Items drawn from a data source

::::::::

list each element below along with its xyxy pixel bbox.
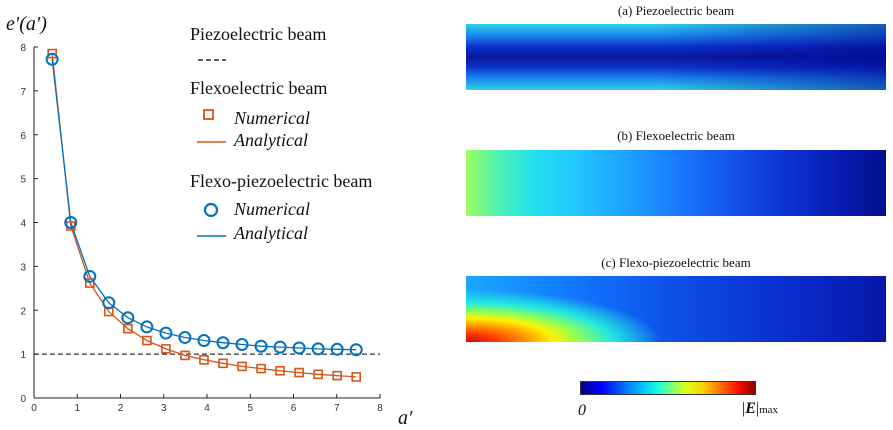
y-axis-label: e′(a′) [6,13,47,35]
flexo-piezo-numerical-point [254,339,268,353]
legend-fp-circle [203,202,219,218]
legend-flexo-square [203,109,214,120]
x-tick-label: 2 [118,403,124,414]
legend-title-piezo: Piezoelectric beam [190,24,327,44]
colorbar-max-subscript: max [759,404,779,416]
panel-a-field-map [466,24,886,90]
y-tick-label: 5 [20,175,26,186]
panel-c-field-map [466,276,886,342]
y-tick-label: 0 [20,394,26,405]
flexo-numerical-point [218,358,228,369]
y-tick-label: 7 [20,87,26,98]
legend-fp-numerical: Numerical [234,199,310,219]
flexo-piezo-numerical-point [311,342,325,356]
y-tick-label: 6 [20,131,26,142]
flexo-numerical-point [84,278,95,288]
panel-b-title: (b) Flexoelectric beam [617,128,735,143]
colorbar-max-label: |E|max [742,400,779,417]
colorbar-max-bar: | [755,400,760,417]
flexo-piezo-numerical-point [197,334,211,348]
x-tick-label: 4 [204,403,210,414]
flexo-piezo-analytical-line [51,59,357,351]
flexo-piezo-numerical-point [159,326,173,340]
flexo-piezo-numerical-point [64,216,78,229]
flexo-piezo-numerical-point [292,341,306,355]
flexo-analytical-line [51,53,357,378]
x-tick-label: 8 [377,403,383,414]
flexo-numerical-point [123,323,133,334]
x-tick-label: 0 [31,403,37,414]
flexo-piezo-numerical-point [140,320,154,334]
panel-c-title: (c) Flexo-piezoelectric beam [601,255,751,270]
flexo-numerical-point [313,369,323,380]
line-chart: 0 1 2 3 4 5 6 7 8 0 1 2 3 4 5 6 7 8 e′(a′) a′ [6,13,413,429]
flexo-numerical-point [332,370,342,381]
flexo-numerical-point [180,350,190,361]
flexo-numerical-point [237,361,247,372]
flexo-numerical-point [275,365,285,376]
y-tick-label: 3 [20,262,26,273]
flexo-numerical-point [142,335,152,346]
flexo-piezo-numerical-point [45,52,59,66]
x-tick-label: 3 [161,403,167,414]
flexo-piezo-numerical-point [235,337,249,351]
x-axis-label: a′ [398,407,413,429]
legend-title-flexo: Flexoelectric beam [190,78,328,98]
flexo-piezo-numerical-point [349,343,363,357]
y-tick-label: 4 [20,219,26,230]
y-tick-label: 1 [20,350,26,361]
flexo-piezo-numerical-point [273,340,287,354]
panel-a-title: (a) Piezoelectric beam [617,3,735,18]
flexo-numerical-point [256,363,266,374]
colorbar-min-label: 0 [578,402,586,419]
legend-flexo-analytical: Analytical [234,130,308,150]
flexo-piezo-numerical-point [102,296,116,310]
legend-title-flexo-piezo: Flexo-piezoelectric beam [190,171,373,191]
flexo-numerical-point [351,372,362,382]
flexo-piezo-numerical-point [83,269,97,283]
flexo-piezo-numerical-point [121,311,135,325]
x-tick-label: 7 [334,403,340,414]
colorbar [580,381,756,395]
y-tick-label: 8 [20,43,26,54]
legend-flexo-numerical: Numerical [234,108,310,128]
panel-b-field-map [466,150,886,216]
flexo-numerical-point [294,367,304,378]
flexo-piezo-numerical-point [178,330,192,344]
y-tick-label: 2 [20,306,26,317]
x-tick-label: 1 [74,403,80,414]
x-tick-label: 5 [247,403,253,414]
flexo-numerical-point [199,355,209,365]
flexo-piezo-numerical-point [330,342,344,356]
flexo-piezo-numerical-point [216,336,230,350]
x-tick-label: 6 [291,403,297,414]
colorbar-max-symbol: E [745,400,756,417]
flexo-numerical-point [47,48,57,59]
legend-fp-analytical: Analytical [234,223,308,243]
flexo-numerical-point [161,344,171,354]
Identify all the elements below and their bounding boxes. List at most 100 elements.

::::::::

Determine how many lines in the rows above contain the string "axis", treating uppercase and lowercase as different, and give only that number.

Exercise result: 2